Exercise requirements —
What follows is a listing to be transcribed exactly.
[start of Exercise material]
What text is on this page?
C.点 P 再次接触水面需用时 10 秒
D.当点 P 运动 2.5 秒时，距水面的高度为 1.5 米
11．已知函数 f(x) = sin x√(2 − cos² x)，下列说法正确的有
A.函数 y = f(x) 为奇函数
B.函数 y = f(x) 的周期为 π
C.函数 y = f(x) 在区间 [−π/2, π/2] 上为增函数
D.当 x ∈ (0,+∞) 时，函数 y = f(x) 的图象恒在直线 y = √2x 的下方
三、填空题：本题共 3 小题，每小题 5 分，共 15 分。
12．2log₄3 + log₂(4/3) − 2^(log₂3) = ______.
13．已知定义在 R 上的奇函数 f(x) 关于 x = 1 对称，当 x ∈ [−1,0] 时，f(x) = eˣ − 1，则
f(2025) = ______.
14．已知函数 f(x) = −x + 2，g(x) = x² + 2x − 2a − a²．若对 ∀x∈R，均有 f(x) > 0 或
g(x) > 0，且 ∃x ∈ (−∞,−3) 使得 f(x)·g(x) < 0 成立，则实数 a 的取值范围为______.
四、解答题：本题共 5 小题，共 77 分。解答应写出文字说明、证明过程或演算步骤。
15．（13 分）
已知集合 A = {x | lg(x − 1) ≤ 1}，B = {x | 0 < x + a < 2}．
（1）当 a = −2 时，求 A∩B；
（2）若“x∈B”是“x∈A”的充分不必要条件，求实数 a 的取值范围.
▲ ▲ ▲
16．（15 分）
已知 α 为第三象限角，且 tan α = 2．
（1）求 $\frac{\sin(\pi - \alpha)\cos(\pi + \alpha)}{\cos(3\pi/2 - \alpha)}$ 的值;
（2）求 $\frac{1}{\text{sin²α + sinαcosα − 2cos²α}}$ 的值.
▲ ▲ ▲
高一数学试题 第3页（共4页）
[end of Exercise material]
Full output —
What text is on this page?
C.点 P 再次接触水面需用时 10 秒
D.当点 P 运动 2.5 秒时，距水面的高度为 1.5 米
11．已知函数 f(x) = sin x√(2 − cos² x)，下列说法正确的有
A.函数 y = f(x) 为奇函数
B.函数 y = f(x) 的周期为 π
C.函数 y = f(x) 在区间 [−π/2, π/2] 上为增函数
D.当 x ∈ (0,+∞) 时，函数 y = f(x) 的图象恒在直线 y = √2x 的下方
三、填空题：本题共 3 小题，每小题 5 分，共 15 分。
12．2log₄3 + log₂(4/3) − 2^(log₂3) = ______.
13．已知定义在 R 上的奇函数 f(x) 关于 x = 1 对称，当 x ∈ [−1,0] 时，f(x) = eˣ − 1，则
f(2025) = ______.
14．已知函数 f(x) = −x + 2，g(x) = x² + 2x − 2a − a²．若对 ∀x∈R，均有 f(x) > 0 或
g(x) > 0，且 ∃x ∈ (−∞,−3) 使得 f(x)·g(x) < 0 成立，则实数 a 的取值范围为______.
四、解答题：本题共 5 小题，共 77 分。解答应写出文字说明、证明过程或演算步骤。
15．（13 分）
已知集合 A = {x | lg(x − 1) ≤ 1}，B = {x | 0 < x + a < 2}．
（1）当 a = −2 时，求 A∩B；
（2）若“x∈B”是“x∈A”的充分不必要条件，求实数 a 的取值范围.
▲ ▲ ▲
16．（15 分）
已知 α 为第三象限角，且 tan α = 2．
（1）求 $\frac{\sin(\pi - \alpha)\cos(\pi + \alpha)}{\cos(3\pi/2 - \alpha)}$ 的值;
（2）求 $\frac{1}{\text{sin²α + sinαcosα − 2cos²α}}$ 的值.
▲ ▲ ▲
高一数学试题 第3页（共4页）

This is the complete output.